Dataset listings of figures
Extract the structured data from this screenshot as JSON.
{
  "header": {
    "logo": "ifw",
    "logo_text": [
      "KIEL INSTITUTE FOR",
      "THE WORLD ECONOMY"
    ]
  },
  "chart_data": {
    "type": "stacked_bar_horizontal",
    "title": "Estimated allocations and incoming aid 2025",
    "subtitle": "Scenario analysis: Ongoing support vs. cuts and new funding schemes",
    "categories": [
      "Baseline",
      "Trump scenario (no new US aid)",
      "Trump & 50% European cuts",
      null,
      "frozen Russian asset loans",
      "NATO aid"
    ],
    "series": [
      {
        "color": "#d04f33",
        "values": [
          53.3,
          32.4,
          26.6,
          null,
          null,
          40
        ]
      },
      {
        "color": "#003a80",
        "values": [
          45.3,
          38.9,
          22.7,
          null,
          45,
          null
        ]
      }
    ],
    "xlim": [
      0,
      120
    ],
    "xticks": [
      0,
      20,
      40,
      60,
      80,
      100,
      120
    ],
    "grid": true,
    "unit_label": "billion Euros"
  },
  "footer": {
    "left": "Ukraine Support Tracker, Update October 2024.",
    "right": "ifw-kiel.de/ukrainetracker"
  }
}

Goal:
How many of the lines above include the word "cuts"? Respond with the number alone.

Task solution:
2